--- Start STORED ROWS ---
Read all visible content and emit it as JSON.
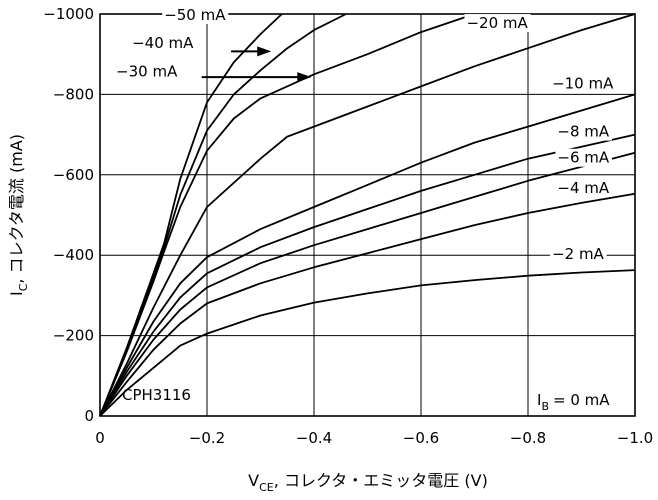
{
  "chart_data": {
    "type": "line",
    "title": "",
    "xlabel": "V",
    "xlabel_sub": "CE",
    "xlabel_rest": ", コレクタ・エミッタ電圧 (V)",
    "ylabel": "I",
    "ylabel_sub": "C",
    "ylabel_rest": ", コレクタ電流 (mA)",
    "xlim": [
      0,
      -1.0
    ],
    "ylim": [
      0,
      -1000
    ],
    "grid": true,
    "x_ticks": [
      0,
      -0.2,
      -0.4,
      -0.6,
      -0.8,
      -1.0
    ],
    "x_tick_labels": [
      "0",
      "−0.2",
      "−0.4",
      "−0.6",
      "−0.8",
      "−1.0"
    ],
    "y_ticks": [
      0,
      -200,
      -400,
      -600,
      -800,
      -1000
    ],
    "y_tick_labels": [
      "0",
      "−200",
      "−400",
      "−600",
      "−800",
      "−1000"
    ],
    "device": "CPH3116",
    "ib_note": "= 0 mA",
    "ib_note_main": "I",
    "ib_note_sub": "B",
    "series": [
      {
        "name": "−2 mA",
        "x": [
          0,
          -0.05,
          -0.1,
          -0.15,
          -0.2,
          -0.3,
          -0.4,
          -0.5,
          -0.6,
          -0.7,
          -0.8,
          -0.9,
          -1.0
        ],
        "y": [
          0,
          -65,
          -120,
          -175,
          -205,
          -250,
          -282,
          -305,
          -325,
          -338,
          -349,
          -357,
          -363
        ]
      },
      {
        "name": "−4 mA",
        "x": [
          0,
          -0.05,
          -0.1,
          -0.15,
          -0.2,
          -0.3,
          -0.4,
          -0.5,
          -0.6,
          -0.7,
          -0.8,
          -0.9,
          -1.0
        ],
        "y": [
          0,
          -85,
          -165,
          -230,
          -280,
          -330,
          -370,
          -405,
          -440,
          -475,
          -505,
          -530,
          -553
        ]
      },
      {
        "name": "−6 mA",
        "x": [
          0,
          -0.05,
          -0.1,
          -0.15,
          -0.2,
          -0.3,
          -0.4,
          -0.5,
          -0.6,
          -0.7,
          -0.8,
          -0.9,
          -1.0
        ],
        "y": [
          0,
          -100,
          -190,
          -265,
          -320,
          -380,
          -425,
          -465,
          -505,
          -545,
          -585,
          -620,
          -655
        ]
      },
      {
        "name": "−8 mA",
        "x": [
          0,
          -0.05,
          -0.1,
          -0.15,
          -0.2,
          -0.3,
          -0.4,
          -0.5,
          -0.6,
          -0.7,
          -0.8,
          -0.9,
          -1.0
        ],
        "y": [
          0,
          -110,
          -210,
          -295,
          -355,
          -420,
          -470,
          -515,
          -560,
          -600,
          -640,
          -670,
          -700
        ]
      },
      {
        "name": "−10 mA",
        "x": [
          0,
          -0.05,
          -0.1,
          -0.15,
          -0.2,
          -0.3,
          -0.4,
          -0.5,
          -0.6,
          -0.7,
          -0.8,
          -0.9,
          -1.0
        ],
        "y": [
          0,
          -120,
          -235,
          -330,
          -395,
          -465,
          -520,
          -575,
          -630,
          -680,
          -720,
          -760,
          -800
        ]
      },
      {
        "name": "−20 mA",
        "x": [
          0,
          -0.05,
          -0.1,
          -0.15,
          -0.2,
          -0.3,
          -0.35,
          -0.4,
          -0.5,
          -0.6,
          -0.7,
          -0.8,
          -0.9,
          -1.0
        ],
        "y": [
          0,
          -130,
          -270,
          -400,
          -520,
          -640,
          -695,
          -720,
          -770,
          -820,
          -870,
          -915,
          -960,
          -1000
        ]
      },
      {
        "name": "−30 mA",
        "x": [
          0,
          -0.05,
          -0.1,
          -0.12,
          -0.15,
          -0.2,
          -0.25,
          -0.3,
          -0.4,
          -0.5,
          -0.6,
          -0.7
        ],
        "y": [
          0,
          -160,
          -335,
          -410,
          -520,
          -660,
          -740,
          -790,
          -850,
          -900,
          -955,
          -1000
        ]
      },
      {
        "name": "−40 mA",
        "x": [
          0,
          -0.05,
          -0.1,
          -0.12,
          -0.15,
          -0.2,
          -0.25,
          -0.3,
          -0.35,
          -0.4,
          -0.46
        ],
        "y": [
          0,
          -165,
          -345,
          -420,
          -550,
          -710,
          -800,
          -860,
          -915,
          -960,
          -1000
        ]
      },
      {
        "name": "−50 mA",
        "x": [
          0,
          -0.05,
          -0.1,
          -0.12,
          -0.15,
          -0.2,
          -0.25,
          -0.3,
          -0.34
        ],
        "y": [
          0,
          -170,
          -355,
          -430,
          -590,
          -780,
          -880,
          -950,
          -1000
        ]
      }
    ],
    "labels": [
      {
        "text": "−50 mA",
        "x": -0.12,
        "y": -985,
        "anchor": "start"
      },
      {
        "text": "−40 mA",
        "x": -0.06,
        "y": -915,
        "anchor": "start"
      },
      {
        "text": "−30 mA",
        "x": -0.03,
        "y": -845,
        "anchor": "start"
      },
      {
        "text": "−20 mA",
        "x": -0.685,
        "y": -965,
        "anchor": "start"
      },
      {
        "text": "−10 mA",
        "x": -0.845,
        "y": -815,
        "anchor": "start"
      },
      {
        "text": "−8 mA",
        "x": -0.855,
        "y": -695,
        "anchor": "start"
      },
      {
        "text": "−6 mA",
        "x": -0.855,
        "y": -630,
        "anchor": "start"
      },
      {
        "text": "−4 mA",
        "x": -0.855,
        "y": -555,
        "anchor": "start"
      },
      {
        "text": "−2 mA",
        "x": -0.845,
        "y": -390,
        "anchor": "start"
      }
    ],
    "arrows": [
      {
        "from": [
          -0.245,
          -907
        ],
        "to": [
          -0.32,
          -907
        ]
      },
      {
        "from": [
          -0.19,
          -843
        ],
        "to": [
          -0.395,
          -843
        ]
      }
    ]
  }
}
--- End STORED ROWS ---
GOAL: From the records given above, reproduce all text exactly and exclude each picture.

SOLUTION TO THE PROBLEM:
Read all visible content and emit it as JSON.
{
  "chart_data": {
    "type": "line",
    "title": "",
    "xlabel": "V",
    "xlabel_sub": "CE",
    "xlabel_rest": ", コレクタ・エミッタ電圧 (V)",
    "ylabel": "I",
    "ylabel_sub": "C",
    "ylabel_rest": ", コレクタ電流 (mA)",
    "xlim": [
      0,
      -1.0
    ],
    "ylim": [
      0,
      -1000
    ],
    "grid": true,
    "x_ticks": [
      0,
      -0.2,
      -0.4,
      -0.6,
      -0.8,
      -1.0
    ],
    "x_tick_labels": [
      "0",
      "−0.2",
      "−0.4",
      "−0.6",
      "−0.8",
      "−1.0"
    ],
    "y_ticks": [
      0,
      -200,
      -400,
      -600,
      -800,
      -1000
    ],
    "y_tick_labels": [
      "0",
      "−200",
      "−400",
      "−600",
      "−800",
      "−1000"
    ],
    "device": "CPH3116",
    "ib_note": "= 0 mA",
    "ib_note_main": "I",
    "ib_note_sub": "B",
    "series": [
      {
        "name": "−2 mA",
        "x": [
          0,
          -0.05,
          -0.1,
          -0.15,
          -0.2,
          -0.3,
          -0.4,
          -0.5,
          -0.6,
          -0.7,
          -0.8,
          -0.9,
          -1.0
        ],
        "y": [
          0,
          -65,
          -120,
          -175,
          -205,
          -250,
          -282,
          -305,
          -325,
          -338,
          -349,
          -357,
          -363
        ]
      },
      {
        "name": "−4 mA",
        "x": [
          0,
          -0.05,
          -0.1,
          -0.15,
          -0.2,
          -0.3,
          -0.4,
          -0.5,
          -0.6,
          -0.7,
          -0.8,
          -0.9,
          -1.0
        ],
        "y": [
          0,
          -85,
          -165,
          -230,
          -280,
          -330,
          -370,
          -405,
          -440,
          -475,
          -505,
          -530,
          -553
        ]
      },
      {
        "name": "−6 mA",
        "x": [
          0,
          -0.05,
          -0.1,
          -0.15,
          -0.2,
          -0.3,
          -0.4,
          -0.5,
          -0.6,
          -0.7,
          -0.8,
          -0.9,
          -1.0
        ],
        "y": [
          0,
          -100,
          -190,
          -265,
          -320,
          -380,
          -425,
          -465,
          -505,
          -545,
          -585,
          -620,
          -655
        ]
      },
      {
        "name": "−8 mA",
        "x": [
          0,
          -0.05,
          -0.1,
          -0.15,
          -0.2,
          -0.3,
          -0.4,
          -0.5,
          -0.6,
          -0.7,
          -0.8,
          -0.9,
          -1.0
        ],
        "y": [
          0,
          -110,
          -210,
          -295,
          -355,
          -420,
          -470,
          -515,
          -560,
          -600,
          -640,
          -670,
          -700
        ]
      },
      {
        "name": "−10 mA",
        "x": [
          0,
          -0.05,
          -0.1,
          -0.15,
          -0.2,
          -0.3,
          -0.4,
          -0.5,
          -0.6,
          -0.7,
          -0.8,
          -0.9,
          -1.0
        ],
        "y": [
          0,
          -120,
          -235,
          -330,
          -395,
          -465,
          -520,
          -575,
          -630,
          -680,
          -720,
          -760,
          -800
        ]
      },
      {
        "name": "−20 mA",
        "x": [
          0,
          -0.05,
          -0.1,
          -0.15,
          -0.2,
          -0.3,
          -0.35,
          -0.4,
          -0.5,
          -0.6,
          -0.7,
          -0.8,
          -0.9,
          -1.0
        ],
        "y": [
          0,
          -130,
          -270,
          -400,
          -520,
          -640,
          -695,
          -720,
          -770,
          -820,
          -870,
          -915,
          -960,
          -1000
        ]
      },
      {
        "name": "−30 mA",
        "x": [
          0,
          -0.05,
          -0.1,
          -0.12,
          -0.15,
          -0.2,
          -0.25,
          -0.3,
          -0.4,
          -0.5,
          -0.6,
          -0.7
        ],
        "y": [
          0,
          -160,
          -335,
          -410,
          -520,
          -660,
          -740,
          -790,
          -850,
          -900,
          -955,
          -1000
        ]
      },
      {
        "name": "−40 mA",
        "x": [
          0,
          -0.05,
          -0.1,
          -0.12,
          -0.15,
          -0.2,
          -0.25,
          -0.3,
          -0.35,
          -0.4,
          -0.46
        ],
        "y": [
          0,
          -165,
          -345,
          -420,
          -550,
          -710,
          -800,
          -860,
          -915,
          -960,
          -1000
        ]
      },
      {
        "name": "−50 mA",
        "x": [
          0,
          -0.05,
          -0.1,
          -0.12,
          -0.15,
          -0.2,
          -0.25,
          -0.3,
          -0.34
        ],
        "y": [
          0,
          -170,
          -355,
          -430,
          -590,
          -780,
          -880,
          -950,
          -1000
        ]
      }
    ],
    "labels": [
      {
        "text": "−50 mA",
        "x": -0.12,
        "y": -985,
        "anchor": "start"
      },
      {
        "text": "−40 mA",
        "x": -0.06,
        "y": -915,
        "anchor": "start"
      },
      {
        "text": "−30 mA",
        "x": -0.03,
        "y": -845,
        "anchor": "start"
      },
      {
        "text": "−20 mA",
        "x": -0.685,
        "y": -965,
        "anchor": "start"
      },
      {
        "text": "−10 mA",
        "x": -0.845,
        "y": -815,
        "anchor": "start"
      },
      {
        "text": "−8 mA",
        "x": -0.855,
        "y": -695,
        "anchor": "start"
      },
      {
        "text": "−6 mA",
        "x": -0.855,
        "y": -630,
        "anchor": "start"
      },
      {
        "text": "−4 mA",
        "x": -0.855,
        "y": -555,
        "anchor": "start"
      },
      {
        "text": "−2 mA",
        "x": -0.845,
        "y": -390,
        "anchor": "start"
      }
    ],
    "arrows": [
      {
        "from": [
          -0.245,
          -907
        ],
        "to": [
          -0.32,
          -907
        ]
      },
      {
        "from": [
          -0.19,
          -843
        ],
        "to": [
          -0.395,
          -843
        ]
      }
    ]
  }
}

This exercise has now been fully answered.